◆ Data lines ◆
===

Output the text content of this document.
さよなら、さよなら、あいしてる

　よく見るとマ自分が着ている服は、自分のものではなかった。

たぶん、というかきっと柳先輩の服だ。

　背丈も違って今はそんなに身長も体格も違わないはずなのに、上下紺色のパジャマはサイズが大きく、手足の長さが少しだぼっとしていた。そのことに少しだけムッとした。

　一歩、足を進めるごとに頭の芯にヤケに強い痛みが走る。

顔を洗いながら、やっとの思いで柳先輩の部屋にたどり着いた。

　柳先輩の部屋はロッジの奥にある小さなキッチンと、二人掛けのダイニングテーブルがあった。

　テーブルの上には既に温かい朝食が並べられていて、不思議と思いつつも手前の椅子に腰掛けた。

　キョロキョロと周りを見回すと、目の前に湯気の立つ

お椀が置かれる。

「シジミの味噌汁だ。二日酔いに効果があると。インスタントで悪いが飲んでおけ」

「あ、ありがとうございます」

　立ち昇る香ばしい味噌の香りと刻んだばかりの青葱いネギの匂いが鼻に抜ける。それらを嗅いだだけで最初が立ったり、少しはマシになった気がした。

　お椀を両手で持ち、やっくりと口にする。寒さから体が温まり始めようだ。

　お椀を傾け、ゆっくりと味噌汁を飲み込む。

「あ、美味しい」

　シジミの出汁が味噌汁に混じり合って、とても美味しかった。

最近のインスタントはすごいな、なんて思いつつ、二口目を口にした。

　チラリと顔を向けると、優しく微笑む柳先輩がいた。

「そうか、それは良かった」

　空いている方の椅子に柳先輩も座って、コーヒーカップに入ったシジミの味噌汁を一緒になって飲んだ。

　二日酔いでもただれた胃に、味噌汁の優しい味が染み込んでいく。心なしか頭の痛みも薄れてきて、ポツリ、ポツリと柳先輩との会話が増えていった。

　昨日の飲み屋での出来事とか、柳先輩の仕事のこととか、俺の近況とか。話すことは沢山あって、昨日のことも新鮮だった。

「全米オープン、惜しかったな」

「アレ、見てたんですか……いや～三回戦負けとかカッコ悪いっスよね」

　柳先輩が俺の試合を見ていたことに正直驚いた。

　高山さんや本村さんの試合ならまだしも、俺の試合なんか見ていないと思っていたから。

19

===

Return the whole listing exactly.

Output the text content of this document.
さよなら、さよなら、あいしてる

　よく見るとマ自分が着ている服は、自分のものではなかった。

たぶん、というかきっと柳先輩の服だ。

　背丈も違って今はそんなに身長も体格も違わないはずなのに、上下紺色のパジャマはサイズが大きく、手足の長さが少しだぼっとしていた。そのことに少しだけムッとした。

　一歩、足を進めるごとに頭の芯にヤケに強い痛みが走る。

顔を洗いながら、やっとの思いで柳先輩の部屋にたどり着いた。

　柳先輩の部屋はロッジの奥にある小さなキッチンと、二人掛けのダイニングテーブルがあった。

　テーブルの上には既に温かい朝食が並べられていて、不思議と思いつつも手前の椅子に腰掛けた。

　キョロキョロと周りを見回すと、目の前に湯気の立つ

お椀が置かれる。

「シジミの味噌汁だ。二日酔いに効果があると。インスタントで悪いが飲んでおけ」

「あ、ありがとうございます」

　立ち昇る香ばしい味噌の香りと刻んだばかりの青葱いネギの匂いが鼻に抜ける。それらを嗅いだだけで最初が立ったり、少しはマシになった気がした。

　お椀を両手で持ち、やっくりと口にする。寒さから体が温まり始めようだ。

　お椀を傾け、ゆっくりと味噌汁を飲み込む。

「あ、美味しい」

　シジミの出汁が味噌汁に混じり合って、とても美味しかった。

最近のインスタントはすごいな、なんて思いつつ、二口目を口にした。

　チラリと顔を向けると、優しく微笑む柳先輩がいた。

「そうか、それは良かった」

　空いている方の椅子に柳先輩も座って、コーヒーカップに入ったシジミの味噌汁を一緒になって飲んだ。

　二日酔いでもただれた胃に、味噌汁の優しい味が染み込んでいく。心なしか頭の痛みも薄れてきて、ポツリ、ポツリと柳先輩との会話が増えていった。

　昨日の飲み屋での出来事とか、柳先輩の仕事のこととか、俺の近況とか。話すことは沢山あって、昨日のことも新鮮だった。

「全米オープン、惜しかったな」

「アレ、見てたんですか……いや～三回戦負けとかカッコ悪いっスよね」

　柳先輩が俺の試合を見ていたことに正直驚いた。

　高山さんや本村さんの試合ならまだしも、俺の試合なんか見ていないと思っていたから。

19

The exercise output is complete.